#### [The task]
Sort through the data and copy the lines holding the word "label".
[begin Data extract]
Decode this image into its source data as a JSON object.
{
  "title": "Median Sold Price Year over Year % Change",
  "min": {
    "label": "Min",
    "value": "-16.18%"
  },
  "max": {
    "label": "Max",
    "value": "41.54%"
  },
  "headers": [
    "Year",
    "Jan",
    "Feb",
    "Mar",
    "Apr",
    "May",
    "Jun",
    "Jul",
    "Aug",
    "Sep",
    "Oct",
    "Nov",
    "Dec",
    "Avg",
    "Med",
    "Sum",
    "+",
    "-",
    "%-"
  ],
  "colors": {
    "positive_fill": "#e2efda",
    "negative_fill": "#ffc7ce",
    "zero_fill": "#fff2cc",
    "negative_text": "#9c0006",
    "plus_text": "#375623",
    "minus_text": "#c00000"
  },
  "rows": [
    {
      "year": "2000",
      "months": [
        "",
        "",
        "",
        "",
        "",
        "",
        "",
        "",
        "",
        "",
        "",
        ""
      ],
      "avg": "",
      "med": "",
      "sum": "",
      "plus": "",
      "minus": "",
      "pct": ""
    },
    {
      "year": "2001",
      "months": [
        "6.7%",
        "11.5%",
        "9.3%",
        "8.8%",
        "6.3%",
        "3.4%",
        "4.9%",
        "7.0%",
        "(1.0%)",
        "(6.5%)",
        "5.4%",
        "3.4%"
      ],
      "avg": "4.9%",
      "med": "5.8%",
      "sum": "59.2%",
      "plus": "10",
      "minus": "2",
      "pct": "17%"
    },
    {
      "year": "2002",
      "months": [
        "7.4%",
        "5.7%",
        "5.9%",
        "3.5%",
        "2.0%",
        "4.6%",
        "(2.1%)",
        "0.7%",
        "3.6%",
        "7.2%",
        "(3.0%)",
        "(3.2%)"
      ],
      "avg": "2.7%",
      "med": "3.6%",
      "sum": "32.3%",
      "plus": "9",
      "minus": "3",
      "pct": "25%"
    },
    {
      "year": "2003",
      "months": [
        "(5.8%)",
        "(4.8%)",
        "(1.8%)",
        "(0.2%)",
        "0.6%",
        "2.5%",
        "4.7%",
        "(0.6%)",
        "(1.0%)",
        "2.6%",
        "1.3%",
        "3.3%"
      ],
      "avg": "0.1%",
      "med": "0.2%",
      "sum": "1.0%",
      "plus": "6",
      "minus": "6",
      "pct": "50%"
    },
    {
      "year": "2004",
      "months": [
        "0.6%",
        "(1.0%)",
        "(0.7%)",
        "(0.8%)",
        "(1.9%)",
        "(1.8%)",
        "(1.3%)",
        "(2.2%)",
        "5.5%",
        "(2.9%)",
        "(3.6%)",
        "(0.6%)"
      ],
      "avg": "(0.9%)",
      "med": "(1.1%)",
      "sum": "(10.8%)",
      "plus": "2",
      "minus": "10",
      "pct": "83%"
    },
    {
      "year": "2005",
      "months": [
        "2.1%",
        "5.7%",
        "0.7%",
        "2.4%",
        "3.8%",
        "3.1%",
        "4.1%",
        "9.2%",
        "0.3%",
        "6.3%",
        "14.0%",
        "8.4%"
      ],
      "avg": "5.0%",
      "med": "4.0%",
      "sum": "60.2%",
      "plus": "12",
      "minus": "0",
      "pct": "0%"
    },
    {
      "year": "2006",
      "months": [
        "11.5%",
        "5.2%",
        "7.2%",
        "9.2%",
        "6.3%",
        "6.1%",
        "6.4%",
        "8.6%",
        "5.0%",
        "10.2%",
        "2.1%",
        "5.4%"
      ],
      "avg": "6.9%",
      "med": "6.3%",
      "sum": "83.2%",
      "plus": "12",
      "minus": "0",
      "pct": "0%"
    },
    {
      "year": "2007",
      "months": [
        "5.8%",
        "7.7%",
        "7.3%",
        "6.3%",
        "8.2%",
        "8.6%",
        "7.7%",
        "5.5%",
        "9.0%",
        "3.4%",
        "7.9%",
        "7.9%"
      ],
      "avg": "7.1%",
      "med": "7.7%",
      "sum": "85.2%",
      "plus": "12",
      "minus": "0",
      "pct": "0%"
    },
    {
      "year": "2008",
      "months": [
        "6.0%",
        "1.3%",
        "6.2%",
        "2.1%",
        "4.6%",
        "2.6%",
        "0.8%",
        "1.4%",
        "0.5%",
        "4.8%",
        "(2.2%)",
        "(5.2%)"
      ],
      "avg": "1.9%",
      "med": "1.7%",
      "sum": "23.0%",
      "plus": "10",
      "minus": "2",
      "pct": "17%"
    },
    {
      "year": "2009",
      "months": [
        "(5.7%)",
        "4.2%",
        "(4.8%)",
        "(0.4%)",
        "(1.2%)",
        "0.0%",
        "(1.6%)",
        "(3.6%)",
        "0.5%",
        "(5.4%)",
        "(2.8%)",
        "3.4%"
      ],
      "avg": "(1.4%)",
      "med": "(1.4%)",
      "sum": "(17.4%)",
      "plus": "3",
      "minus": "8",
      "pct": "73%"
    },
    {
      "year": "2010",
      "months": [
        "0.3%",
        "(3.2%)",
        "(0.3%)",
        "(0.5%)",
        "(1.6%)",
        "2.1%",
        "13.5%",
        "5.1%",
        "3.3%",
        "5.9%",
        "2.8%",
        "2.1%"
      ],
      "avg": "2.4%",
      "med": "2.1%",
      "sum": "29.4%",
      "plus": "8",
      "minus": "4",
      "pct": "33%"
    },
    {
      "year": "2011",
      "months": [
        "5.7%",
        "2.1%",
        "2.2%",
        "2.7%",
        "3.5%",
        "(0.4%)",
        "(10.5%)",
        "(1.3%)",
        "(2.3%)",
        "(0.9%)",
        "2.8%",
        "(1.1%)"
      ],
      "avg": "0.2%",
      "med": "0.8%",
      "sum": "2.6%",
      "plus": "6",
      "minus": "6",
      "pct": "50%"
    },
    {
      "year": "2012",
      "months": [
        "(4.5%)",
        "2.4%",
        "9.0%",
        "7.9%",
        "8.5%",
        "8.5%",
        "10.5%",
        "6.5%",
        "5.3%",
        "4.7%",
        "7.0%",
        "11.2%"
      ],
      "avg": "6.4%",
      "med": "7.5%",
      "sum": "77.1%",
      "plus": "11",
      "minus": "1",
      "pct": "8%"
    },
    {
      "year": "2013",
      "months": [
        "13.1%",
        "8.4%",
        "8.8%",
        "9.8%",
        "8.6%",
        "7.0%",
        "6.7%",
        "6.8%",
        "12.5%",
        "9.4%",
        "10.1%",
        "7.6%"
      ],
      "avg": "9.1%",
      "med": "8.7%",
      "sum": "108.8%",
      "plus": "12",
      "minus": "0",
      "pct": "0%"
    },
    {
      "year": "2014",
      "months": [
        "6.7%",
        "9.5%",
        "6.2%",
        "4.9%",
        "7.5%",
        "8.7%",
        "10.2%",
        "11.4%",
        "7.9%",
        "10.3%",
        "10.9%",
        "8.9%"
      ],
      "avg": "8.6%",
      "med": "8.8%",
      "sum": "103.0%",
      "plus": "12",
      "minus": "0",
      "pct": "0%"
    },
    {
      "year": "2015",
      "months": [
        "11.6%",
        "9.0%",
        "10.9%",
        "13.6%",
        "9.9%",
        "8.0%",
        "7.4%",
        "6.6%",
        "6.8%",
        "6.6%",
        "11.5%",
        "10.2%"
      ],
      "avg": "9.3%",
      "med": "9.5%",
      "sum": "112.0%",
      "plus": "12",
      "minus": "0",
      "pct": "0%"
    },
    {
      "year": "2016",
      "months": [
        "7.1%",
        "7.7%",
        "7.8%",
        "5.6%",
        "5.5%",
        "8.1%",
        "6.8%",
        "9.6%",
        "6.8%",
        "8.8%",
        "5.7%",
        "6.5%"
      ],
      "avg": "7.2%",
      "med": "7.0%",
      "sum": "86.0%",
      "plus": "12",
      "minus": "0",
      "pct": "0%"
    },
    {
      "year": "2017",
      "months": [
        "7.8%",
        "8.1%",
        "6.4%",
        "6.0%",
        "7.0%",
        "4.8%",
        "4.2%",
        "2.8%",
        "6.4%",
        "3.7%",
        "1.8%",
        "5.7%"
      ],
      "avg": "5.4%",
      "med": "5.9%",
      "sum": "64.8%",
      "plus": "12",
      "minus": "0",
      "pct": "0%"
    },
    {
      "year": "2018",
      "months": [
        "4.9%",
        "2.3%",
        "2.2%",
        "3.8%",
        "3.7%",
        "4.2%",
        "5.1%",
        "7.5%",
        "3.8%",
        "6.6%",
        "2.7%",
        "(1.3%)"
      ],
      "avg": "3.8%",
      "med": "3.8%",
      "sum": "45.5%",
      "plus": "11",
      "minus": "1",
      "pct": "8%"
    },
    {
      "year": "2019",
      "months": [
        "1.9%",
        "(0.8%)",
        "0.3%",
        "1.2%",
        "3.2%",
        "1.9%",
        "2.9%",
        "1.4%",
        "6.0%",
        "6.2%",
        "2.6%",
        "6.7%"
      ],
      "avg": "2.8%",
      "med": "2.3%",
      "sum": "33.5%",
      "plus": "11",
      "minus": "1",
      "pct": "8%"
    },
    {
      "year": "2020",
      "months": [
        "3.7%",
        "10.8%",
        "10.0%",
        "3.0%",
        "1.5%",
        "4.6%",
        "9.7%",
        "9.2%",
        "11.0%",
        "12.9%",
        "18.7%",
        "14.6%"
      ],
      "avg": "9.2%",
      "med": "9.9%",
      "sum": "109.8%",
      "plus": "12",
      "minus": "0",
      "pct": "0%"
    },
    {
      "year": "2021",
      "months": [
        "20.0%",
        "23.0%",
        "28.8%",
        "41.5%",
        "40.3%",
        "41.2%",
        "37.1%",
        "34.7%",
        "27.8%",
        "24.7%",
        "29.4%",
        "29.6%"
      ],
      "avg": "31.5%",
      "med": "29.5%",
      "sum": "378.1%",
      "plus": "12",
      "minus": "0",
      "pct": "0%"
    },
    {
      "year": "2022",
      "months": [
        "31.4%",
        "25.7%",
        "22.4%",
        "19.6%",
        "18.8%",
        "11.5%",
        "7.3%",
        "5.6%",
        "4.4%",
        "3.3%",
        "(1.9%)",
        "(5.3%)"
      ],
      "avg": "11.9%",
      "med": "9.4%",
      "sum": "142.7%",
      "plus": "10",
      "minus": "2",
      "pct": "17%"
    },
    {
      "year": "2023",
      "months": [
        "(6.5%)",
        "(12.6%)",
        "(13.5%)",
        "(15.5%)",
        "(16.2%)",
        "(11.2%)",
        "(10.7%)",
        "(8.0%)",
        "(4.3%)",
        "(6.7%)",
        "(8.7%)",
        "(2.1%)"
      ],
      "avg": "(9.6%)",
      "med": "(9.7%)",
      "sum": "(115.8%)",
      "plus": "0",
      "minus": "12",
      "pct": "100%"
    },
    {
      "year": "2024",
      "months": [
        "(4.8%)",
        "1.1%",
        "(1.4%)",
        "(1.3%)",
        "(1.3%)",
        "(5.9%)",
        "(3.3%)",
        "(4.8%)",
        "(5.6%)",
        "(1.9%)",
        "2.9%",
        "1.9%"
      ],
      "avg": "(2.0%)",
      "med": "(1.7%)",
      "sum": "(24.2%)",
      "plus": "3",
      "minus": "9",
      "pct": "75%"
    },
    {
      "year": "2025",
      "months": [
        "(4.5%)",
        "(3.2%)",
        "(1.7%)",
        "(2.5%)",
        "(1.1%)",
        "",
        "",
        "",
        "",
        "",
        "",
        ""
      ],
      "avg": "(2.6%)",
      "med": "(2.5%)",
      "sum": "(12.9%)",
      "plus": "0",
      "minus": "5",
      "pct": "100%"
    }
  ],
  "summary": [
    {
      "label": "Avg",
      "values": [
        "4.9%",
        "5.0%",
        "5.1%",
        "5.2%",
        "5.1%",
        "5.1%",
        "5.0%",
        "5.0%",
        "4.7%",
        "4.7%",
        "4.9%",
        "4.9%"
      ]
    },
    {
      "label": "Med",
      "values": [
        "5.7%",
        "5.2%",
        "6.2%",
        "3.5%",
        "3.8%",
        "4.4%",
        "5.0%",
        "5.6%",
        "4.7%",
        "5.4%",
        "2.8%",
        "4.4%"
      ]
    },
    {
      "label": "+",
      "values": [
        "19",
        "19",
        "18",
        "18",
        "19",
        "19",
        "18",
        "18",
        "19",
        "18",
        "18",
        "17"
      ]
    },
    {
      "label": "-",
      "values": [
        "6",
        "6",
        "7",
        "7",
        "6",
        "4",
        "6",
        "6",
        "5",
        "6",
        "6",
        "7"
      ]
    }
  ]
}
[end Data extract]
#### [Correct answer]
    "label": "Min",
    "label": "Max",
      "label": "Avg",
      "label": "Med",
      "label": "+",
      "label": "-",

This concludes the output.